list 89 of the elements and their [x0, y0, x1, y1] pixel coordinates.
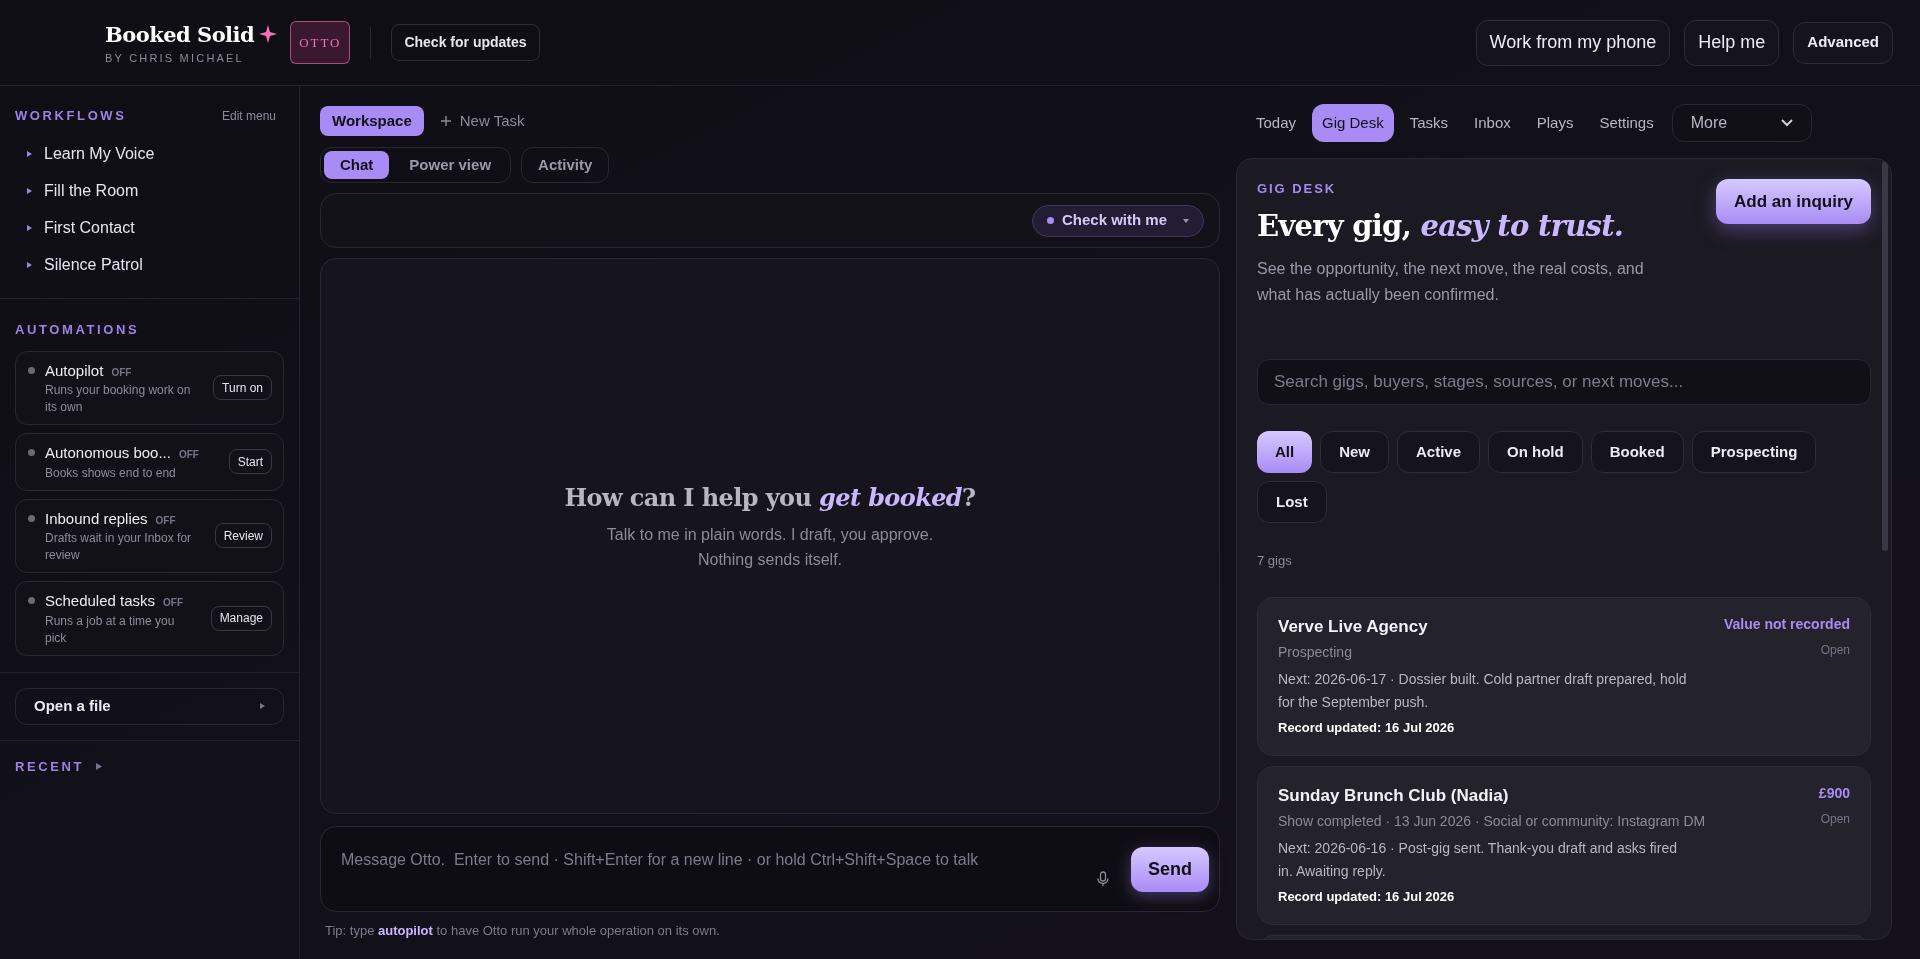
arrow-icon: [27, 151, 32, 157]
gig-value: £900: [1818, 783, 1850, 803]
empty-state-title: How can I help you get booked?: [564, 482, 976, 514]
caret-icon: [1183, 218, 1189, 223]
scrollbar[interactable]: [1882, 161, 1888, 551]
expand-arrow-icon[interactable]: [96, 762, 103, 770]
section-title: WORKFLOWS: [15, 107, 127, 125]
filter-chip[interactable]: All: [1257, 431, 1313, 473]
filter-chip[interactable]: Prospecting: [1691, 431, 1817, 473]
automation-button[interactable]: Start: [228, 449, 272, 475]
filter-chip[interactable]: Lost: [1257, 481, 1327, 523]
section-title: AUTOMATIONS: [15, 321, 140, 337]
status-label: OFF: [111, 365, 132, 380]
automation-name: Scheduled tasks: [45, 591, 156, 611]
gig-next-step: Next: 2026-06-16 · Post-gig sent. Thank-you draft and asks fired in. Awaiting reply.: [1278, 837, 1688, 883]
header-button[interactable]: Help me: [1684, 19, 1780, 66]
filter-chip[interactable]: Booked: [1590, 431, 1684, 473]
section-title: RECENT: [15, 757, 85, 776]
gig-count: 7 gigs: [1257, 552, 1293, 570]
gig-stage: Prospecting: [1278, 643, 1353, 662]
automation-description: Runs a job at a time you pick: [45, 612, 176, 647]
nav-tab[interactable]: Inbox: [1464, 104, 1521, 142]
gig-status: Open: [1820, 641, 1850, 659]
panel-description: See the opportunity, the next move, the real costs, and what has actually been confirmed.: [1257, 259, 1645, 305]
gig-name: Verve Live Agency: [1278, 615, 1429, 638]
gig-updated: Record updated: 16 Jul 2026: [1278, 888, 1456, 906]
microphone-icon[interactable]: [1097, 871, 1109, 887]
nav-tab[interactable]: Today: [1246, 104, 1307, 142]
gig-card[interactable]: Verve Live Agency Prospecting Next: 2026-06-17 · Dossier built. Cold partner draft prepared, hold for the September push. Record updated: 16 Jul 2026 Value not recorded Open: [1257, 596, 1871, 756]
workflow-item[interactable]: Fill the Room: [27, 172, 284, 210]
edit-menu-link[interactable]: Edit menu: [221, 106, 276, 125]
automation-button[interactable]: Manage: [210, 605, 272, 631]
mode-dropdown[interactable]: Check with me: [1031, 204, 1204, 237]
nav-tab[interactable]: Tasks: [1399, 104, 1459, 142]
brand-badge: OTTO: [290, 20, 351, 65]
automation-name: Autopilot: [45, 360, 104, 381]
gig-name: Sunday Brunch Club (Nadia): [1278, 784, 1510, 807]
· · ·
## TASK GOAL
Please reproduce all of the lines above word for word, leaving out any pictures.

## SOLVED EXERCISE
list 89 of the elements and their [x0, y0, x1, y1] pixel coordinates.
arrow-icon: [27, 151, 32, 157]
gig-value: £900: [1818, 783, 1850, 803]
empty-state-title: How can I help you get booked?: [564, 482, 976, 514]
caret-icon: [1183, 218, 1189, 223]
scrollbar[interactable]: [1882, 161, 1888, 551]
expand-arrow-icon[interactable]: [96, 762, 103, 770]
section-title: WORKFLOWS: [15, 107, 127, 125]
filter-chip[interactable]: All: [1257, 431, 1313, 473]
filter-chip[interactable]: Prospecting: [1691, 431, 1817, 473]
automation-button[interactable]: Start: [228, 449, 272, 475]
filter-chip[interactable]: Lost: [1257, 481, 1327, 523]
section-title: AUTOMATIONS: [15, 321, 140, 337]
status-label: OFF: [111, 365, 132, 380]
automation-name: Scheduled tasks: [45, 591, 156, 611]
gig-next-step: Next: 2026-06-16 · Post-gig sent. Thank-you draft and asks fired in. Awaiting reply.: [1278, 837, 1688, 883]
header-button[interactable]: Help me: [1684, 19, 1780, 66]
filter-chip[interactable]: Booked: [1590, 431, 1684, 473]
section-title: RECENT: [15, 757, 85, 776]
gig-count: 7 gigs: [1257, 552, 1293, 570]
gig-stage: Prospecting: [1278, 643, 1353, 662]
automation-description: Runs a job at a time you pick: [45, 612, 176, 647]
nav-tab[interactable]: Inbox: [1464, 104, 1521, 142]
gig-status: Open: [1820, 641, 1850, 659]
panel-description: See the opportunity, the next move, the real costs, and what has actually been confirmed.: [1257, 259, 1645, 305]
gig-name: Verve Live Agency: [1278, 615, 1429, 638]
gig-updated: Record updated: 16 Jul 2026: [1278, 888, 1456, 906]
microphone-icon[interactable]: [1097, 871, 1109, 887]
nav-tab[interactable]: Today: [1246, 104, 1307, 142]
gig-card[interactable]: Verve Live Agency Prospecting Next: 2026-06-17 · Dossier built. Cold partner draft prepared, hold for the September push. Record updated: 16 Jul 2026 Value not recorded Open: [1257, 596, 1871, 756]
workflow-item[interactable]: Fill the Room: [27, 172, 284, 210]
edit-menu-link[interactable]: Edit menu: [221, 106, 276, 125]
automation-button[interactable]: Manage: [210, 605, 272, 631]
mode-dropdown[interactable]: Check with me: [1031, 204, 1204, 237]
nav-tab[interactable]: Tasks: [1399, 104, 1459, 142]
brand-badge: OTTO: [290, 20, 351, 65]
automation-name: Autopilot: [45, 360, 104, 381]
gig-name: Sunday Brunch Club (Nadia): [1278, 784, 1510, 807]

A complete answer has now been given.